→ **Figure data in JSON**
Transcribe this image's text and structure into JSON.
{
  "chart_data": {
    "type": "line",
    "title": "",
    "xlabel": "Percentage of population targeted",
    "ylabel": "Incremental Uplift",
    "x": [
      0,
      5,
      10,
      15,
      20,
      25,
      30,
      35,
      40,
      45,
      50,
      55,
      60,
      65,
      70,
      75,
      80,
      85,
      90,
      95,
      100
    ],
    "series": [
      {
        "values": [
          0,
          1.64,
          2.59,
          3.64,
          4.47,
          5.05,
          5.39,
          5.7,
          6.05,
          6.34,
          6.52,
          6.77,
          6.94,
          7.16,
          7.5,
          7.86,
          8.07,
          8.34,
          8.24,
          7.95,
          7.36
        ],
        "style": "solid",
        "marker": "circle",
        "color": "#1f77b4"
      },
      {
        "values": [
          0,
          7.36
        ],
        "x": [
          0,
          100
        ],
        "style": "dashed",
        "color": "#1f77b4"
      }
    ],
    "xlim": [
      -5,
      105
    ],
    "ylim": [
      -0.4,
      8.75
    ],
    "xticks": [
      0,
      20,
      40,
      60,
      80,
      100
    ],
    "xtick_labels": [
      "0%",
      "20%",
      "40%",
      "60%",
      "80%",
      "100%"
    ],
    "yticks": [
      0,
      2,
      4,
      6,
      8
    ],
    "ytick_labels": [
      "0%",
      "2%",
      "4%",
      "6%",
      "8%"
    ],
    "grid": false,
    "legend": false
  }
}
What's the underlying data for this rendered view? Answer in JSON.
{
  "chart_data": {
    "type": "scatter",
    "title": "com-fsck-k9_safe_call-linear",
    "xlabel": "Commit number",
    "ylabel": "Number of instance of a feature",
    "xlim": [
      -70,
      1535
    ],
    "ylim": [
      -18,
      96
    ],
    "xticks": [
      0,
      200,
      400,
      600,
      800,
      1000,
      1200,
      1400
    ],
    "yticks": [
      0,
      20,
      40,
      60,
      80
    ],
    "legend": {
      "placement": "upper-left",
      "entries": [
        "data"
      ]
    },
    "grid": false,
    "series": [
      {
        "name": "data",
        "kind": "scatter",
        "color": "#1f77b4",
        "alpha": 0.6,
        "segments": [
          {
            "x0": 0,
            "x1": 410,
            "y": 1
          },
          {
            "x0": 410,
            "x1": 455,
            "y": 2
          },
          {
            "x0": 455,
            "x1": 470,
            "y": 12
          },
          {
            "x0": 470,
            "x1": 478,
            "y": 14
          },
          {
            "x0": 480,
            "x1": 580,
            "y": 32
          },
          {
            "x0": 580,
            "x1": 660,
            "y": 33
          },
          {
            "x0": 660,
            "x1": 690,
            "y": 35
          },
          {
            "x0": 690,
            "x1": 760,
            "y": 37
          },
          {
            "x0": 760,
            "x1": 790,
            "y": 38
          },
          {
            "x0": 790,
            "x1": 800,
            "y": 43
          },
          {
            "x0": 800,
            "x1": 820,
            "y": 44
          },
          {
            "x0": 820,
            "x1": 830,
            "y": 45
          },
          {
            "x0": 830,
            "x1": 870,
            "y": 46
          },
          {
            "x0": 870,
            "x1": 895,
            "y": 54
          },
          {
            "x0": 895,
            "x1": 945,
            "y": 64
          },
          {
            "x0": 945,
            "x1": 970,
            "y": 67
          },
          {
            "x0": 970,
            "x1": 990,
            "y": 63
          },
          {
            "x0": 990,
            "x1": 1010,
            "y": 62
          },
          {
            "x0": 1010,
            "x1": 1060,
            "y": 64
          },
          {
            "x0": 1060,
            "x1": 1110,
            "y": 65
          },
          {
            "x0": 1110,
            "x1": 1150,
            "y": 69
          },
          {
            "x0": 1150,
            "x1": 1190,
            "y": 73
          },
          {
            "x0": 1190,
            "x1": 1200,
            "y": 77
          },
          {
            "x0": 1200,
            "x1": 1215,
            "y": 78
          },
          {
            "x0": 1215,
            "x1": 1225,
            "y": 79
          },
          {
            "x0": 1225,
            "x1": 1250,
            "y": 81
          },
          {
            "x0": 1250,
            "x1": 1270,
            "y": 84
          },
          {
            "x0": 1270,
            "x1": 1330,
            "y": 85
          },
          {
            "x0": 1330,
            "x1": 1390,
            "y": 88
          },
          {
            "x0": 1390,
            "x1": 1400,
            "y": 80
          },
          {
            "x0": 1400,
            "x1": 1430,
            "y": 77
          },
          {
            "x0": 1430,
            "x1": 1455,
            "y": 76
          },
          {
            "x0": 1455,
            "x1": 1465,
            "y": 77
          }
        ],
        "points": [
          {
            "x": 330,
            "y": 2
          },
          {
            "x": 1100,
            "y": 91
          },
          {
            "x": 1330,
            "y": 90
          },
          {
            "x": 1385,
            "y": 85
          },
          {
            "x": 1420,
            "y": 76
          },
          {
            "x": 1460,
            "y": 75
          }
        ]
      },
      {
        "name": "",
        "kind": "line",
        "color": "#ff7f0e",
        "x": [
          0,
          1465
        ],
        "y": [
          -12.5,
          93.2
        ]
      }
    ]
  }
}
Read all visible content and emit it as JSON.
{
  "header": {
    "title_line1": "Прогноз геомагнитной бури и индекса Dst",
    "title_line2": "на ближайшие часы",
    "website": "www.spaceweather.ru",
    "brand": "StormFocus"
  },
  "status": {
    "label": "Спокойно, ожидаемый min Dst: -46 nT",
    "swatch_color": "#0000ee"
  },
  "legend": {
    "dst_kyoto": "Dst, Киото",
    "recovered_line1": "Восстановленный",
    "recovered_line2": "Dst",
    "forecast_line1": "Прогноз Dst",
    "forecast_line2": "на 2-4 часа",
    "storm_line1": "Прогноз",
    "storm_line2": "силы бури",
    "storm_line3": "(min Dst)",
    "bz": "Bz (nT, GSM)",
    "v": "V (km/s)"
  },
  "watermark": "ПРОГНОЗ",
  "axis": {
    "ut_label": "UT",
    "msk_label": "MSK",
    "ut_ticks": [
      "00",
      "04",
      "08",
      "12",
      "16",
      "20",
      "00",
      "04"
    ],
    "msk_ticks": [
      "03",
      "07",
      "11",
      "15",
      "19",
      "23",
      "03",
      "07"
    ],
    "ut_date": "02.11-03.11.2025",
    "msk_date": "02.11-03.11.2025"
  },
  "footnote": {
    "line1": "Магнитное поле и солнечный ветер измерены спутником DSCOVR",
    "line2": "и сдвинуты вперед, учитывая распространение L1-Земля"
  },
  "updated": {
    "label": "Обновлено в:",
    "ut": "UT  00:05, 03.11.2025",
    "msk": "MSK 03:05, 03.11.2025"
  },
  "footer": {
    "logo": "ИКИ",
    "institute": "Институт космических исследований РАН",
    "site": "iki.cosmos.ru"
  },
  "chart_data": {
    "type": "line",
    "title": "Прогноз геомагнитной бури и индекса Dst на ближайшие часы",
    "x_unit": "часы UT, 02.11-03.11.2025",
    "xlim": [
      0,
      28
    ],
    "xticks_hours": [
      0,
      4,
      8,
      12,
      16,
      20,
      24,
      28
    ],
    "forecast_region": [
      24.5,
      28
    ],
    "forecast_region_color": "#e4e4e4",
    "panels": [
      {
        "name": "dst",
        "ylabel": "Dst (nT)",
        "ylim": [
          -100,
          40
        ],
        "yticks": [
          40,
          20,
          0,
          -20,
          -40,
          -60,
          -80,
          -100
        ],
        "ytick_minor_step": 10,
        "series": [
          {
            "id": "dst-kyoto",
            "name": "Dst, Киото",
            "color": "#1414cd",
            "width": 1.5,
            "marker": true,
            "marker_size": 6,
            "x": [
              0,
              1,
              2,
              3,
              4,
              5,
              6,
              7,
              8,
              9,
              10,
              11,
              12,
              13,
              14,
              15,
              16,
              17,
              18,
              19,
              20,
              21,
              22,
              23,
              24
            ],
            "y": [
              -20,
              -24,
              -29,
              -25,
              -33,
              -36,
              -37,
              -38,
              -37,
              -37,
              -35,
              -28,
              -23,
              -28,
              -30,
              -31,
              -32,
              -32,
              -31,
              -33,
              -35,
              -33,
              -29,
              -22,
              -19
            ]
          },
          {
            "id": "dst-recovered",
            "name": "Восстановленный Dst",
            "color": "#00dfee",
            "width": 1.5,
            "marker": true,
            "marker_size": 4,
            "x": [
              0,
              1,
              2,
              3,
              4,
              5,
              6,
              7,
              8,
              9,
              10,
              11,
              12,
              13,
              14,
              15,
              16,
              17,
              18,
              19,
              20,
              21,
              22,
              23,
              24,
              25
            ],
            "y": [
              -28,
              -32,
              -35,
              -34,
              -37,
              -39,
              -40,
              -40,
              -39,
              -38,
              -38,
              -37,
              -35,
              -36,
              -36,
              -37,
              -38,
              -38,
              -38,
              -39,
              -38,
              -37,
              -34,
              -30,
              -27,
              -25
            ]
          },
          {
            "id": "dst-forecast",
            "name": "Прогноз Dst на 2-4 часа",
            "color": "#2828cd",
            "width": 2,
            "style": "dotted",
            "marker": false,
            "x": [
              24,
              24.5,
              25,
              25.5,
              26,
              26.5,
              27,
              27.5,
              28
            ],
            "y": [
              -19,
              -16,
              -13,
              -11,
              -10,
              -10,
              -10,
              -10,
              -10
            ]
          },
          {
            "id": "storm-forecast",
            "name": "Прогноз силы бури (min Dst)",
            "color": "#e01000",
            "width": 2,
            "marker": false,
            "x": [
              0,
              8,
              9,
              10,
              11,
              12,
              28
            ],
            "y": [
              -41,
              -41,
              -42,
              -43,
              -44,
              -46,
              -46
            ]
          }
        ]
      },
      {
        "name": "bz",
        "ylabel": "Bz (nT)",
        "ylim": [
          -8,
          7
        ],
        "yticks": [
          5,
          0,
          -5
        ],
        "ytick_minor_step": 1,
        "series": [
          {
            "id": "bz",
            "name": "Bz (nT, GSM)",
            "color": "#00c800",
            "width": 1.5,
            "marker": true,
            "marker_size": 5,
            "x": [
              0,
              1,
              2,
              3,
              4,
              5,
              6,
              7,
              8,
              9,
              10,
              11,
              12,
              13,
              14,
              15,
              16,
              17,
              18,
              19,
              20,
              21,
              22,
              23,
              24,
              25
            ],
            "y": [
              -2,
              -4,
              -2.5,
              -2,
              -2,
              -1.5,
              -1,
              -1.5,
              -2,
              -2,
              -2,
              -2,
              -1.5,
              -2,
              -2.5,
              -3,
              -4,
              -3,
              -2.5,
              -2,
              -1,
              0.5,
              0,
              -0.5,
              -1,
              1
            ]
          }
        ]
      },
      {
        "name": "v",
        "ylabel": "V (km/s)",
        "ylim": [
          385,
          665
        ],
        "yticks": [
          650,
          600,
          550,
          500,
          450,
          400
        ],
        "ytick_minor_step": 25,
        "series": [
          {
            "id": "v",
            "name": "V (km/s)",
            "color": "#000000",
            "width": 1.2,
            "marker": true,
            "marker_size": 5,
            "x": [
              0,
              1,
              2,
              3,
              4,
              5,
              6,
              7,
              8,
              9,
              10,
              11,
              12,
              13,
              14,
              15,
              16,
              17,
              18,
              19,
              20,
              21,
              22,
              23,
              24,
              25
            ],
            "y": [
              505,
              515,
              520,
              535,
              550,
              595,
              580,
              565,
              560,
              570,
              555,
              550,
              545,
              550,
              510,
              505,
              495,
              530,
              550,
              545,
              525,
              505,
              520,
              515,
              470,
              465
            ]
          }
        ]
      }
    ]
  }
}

→ **What is asked**
Say how many lines contain the string "силы", giving nothing but the count.

→ **In response**
2